▸ Supplied material
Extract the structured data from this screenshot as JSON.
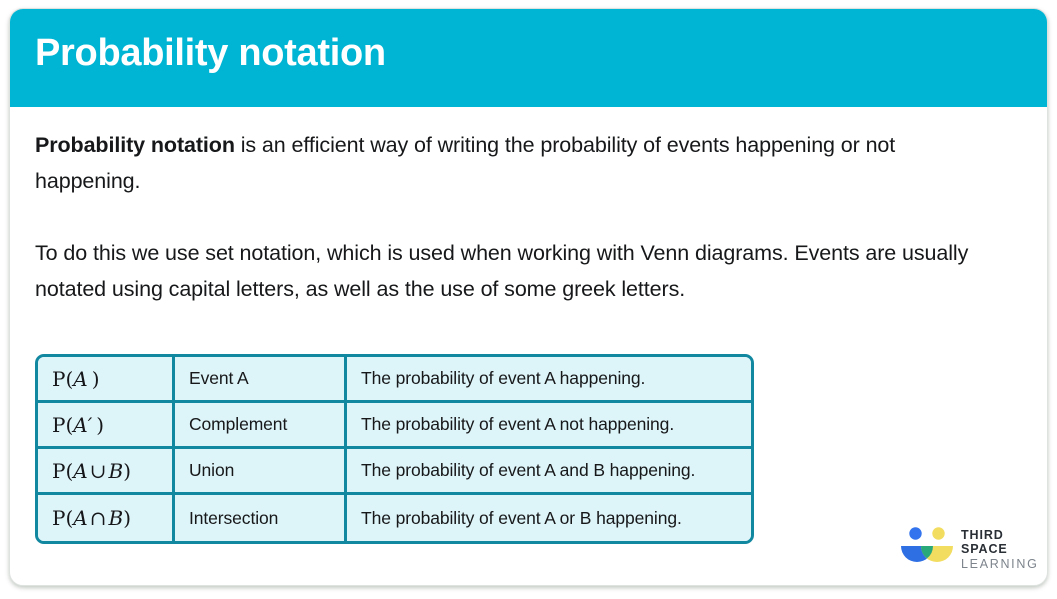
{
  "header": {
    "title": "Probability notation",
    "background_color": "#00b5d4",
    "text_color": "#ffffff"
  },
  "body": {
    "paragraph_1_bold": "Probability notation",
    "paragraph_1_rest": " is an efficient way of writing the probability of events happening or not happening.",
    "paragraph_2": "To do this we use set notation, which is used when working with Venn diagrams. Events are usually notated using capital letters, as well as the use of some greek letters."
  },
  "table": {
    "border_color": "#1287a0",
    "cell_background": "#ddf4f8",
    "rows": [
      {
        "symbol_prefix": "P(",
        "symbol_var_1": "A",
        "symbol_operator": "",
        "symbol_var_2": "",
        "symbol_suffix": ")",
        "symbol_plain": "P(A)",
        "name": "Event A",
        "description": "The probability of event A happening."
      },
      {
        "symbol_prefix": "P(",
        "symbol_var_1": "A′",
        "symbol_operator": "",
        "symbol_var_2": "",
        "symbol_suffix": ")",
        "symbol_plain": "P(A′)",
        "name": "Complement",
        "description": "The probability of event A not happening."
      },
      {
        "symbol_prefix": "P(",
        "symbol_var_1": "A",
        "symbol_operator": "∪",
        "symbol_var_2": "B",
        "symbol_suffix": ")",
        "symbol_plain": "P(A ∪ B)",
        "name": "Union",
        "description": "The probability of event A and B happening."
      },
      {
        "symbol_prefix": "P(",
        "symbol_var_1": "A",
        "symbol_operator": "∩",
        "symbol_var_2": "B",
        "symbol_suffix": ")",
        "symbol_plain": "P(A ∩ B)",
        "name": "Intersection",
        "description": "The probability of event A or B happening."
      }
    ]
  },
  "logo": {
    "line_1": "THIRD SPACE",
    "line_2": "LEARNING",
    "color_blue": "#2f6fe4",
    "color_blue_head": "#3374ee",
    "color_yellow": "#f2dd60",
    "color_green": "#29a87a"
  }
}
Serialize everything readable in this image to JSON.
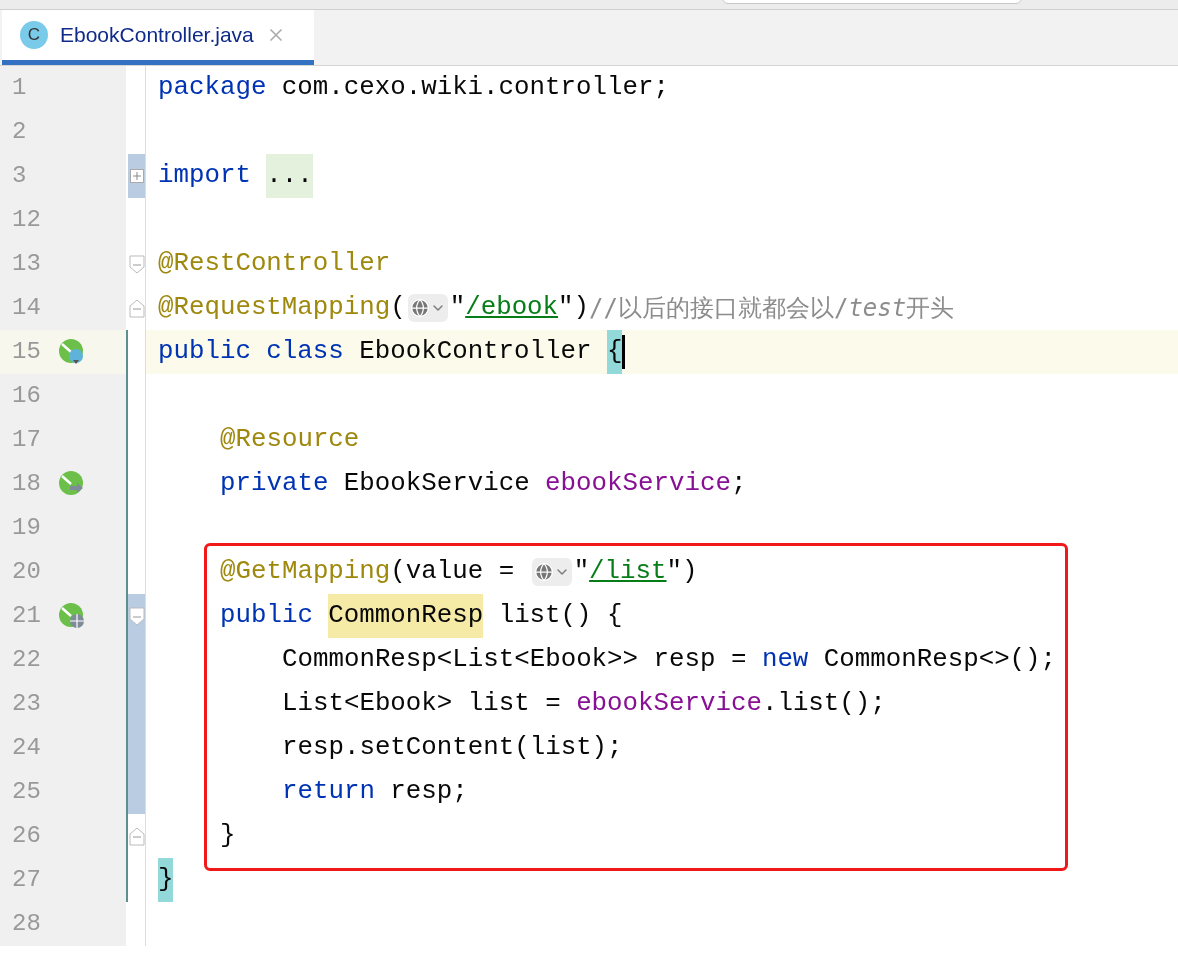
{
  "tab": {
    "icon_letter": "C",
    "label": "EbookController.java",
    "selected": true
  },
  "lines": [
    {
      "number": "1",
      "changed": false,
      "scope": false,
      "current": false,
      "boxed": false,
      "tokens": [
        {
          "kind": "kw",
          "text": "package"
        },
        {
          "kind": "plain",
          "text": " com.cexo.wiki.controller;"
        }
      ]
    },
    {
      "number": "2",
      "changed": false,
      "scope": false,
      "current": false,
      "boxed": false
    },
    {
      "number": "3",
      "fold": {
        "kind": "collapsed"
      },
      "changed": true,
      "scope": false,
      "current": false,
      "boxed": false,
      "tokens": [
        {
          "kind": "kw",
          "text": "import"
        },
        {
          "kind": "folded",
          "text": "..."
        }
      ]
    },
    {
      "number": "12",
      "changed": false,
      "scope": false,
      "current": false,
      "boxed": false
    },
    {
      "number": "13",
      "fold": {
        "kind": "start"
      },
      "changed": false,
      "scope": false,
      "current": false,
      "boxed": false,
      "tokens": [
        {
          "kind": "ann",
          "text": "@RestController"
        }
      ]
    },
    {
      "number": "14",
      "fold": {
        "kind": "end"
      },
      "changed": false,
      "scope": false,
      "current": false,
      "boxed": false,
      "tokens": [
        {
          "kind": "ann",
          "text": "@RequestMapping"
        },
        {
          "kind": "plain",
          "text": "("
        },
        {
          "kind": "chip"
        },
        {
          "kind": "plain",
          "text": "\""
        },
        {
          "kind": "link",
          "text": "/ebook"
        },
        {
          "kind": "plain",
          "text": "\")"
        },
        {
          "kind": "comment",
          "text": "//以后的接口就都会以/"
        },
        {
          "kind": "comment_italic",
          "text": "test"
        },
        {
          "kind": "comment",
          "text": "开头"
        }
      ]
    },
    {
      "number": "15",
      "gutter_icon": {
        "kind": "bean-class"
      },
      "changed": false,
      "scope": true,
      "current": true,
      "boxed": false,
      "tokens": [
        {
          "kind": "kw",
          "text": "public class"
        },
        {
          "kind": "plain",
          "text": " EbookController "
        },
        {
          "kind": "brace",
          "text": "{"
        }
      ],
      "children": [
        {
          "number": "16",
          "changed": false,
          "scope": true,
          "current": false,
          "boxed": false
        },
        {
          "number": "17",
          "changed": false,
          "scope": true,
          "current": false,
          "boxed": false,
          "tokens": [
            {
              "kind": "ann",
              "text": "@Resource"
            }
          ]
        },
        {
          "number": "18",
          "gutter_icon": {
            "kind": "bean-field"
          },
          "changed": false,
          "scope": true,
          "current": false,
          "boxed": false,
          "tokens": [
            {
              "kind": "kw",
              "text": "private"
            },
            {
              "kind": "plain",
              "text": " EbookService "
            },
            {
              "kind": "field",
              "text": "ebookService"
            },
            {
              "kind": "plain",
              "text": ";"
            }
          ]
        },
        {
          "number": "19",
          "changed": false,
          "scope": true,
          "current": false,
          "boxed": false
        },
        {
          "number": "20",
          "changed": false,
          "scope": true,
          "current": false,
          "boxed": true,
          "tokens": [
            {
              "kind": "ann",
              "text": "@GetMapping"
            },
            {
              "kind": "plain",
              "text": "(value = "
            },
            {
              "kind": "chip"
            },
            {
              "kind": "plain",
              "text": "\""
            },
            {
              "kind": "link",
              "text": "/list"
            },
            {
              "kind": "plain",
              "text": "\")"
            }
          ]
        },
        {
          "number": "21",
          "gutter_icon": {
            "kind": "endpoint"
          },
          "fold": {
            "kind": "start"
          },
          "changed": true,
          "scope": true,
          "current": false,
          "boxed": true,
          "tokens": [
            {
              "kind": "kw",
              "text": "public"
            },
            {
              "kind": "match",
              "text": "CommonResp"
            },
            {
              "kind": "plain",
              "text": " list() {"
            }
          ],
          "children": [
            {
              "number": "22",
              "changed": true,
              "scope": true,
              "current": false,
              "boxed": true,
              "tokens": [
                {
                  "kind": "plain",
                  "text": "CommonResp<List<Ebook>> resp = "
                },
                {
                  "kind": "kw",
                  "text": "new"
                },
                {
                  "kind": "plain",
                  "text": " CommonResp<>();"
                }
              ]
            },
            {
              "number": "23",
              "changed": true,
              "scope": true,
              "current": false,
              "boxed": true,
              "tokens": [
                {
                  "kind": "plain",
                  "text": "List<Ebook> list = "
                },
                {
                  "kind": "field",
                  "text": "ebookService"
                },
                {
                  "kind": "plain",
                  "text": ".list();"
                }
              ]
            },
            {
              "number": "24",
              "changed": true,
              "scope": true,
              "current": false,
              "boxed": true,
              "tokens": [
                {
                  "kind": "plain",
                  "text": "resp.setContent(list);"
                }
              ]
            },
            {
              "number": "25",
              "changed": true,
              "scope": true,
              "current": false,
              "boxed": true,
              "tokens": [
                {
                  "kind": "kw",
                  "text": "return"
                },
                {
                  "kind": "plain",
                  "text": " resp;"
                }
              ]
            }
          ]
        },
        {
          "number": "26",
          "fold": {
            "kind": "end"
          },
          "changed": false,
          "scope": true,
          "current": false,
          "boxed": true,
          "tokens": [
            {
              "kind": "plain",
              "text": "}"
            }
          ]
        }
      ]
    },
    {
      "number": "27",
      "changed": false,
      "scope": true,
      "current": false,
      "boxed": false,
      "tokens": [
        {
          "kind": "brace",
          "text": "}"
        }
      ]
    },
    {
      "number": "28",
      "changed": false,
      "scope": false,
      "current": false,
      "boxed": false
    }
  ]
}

---

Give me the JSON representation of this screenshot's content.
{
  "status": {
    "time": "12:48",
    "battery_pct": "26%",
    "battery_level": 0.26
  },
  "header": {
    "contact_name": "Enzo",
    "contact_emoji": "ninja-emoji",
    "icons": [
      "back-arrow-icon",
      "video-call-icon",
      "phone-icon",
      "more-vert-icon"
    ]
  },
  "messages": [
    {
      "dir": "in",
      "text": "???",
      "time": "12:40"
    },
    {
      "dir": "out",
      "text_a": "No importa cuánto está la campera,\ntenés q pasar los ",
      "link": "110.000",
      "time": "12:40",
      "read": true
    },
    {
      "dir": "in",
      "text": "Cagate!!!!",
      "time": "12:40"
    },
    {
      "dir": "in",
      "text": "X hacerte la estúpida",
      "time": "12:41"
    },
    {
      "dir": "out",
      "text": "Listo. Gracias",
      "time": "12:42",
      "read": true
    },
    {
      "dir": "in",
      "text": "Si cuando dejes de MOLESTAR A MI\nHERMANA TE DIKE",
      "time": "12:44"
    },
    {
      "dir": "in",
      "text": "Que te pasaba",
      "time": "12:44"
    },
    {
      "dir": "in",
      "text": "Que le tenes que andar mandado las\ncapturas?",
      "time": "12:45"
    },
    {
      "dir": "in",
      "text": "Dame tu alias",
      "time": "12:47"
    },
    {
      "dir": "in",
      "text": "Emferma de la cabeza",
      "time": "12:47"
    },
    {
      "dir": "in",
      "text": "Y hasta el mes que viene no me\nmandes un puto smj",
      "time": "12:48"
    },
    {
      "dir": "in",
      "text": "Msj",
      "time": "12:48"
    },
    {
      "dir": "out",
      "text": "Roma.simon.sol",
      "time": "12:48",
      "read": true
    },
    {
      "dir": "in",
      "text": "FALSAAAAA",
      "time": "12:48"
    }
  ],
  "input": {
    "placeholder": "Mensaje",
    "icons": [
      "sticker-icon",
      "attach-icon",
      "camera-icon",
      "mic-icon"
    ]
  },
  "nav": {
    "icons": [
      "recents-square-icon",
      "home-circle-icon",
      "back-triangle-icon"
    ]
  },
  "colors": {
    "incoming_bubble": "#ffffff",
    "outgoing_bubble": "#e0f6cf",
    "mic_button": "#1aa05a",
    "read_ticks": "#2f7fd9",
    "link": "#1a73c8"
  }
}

▸ Objective
Copy all lines from the data that hold the word "notation".

▸ Output of the task
    "title": "Probability notation",
    "paragraph_1_bold": "Probability notation",
    "paragraph_2": "To do this we use set notation, which is used when working with Venn diagrams. Events are usually notated using capital letters, as well as the use of some greek letters."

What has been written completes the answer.